## START THE DATA

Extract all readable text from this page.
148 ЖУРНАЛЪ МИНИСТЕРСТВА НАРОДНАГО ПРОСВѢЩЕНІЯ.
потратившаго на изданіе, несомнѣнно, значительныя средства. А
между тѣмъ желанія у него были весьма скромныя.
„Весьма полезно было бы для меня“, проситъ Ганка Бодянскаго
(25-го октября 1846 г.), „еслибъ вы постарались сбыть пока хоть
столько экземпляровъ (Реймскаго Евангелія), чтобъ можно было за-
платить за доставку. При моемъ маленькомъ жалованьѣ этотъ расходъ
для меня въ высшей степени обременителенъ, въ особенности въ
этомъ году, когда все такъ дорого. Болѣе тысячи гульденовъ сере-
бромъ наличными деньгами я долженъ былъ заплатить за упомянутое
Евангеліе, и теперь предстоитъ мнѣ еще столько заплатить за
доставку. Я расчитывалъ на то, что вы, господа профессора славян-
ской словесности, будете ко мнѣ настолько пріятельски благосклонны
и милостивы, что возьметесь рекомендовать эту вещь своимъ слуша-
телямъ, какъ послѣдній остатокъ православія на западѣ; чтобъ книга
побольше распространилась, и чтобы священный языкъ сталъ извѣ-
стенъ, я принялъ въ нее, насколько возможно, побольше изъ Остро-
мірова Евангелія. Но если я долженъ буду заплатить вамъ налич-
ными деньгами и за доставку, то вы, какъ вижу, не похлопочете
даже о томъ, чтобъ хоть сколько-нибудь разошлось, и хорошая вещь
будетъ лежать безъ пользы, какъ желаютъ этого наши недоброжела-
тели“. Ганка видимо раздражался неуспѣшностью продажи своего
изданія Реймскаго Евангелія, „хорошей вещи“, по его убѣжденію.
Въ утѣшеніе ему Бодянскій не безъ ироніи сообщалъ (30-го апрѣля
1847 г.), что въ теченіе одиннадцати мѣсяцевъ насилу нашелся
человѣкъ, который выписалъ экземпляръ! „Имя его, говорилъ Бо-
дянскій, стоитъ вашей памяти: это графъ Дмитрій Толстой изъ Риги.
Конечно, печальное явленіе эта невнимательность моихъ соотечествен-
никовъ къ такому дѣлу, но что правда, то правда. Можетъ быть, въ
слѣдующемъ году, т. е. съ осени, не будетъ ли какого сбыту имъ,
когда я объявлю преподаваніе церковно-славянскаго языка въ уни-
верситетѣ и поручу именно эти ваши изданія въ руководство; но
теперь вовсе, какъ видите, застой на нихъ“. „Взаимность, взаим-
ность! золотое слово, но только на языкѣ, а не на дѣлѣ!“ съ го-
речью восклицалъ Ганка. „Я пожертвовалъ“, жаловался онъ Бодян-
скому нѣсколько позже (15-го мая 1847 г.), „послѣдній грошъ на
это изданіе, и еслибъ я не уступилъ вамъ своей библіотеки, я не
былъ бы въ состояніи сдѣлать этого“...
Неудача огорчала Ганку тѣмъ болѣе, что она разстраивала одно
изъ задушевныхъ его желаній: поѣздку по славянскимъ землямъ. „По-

## END THE DATA

* _DESCRIPTION OF THE TASK_: Where a line of the records above holds the word "вамъ", copy that line.

* _RESPONSE TO THE TASK_:
мірова Евангелія. Но если я долженъ буду заплатить вамъ налич-
это изданіе, и еслибъ я не уступилъ вамъ своей библіотеки, я не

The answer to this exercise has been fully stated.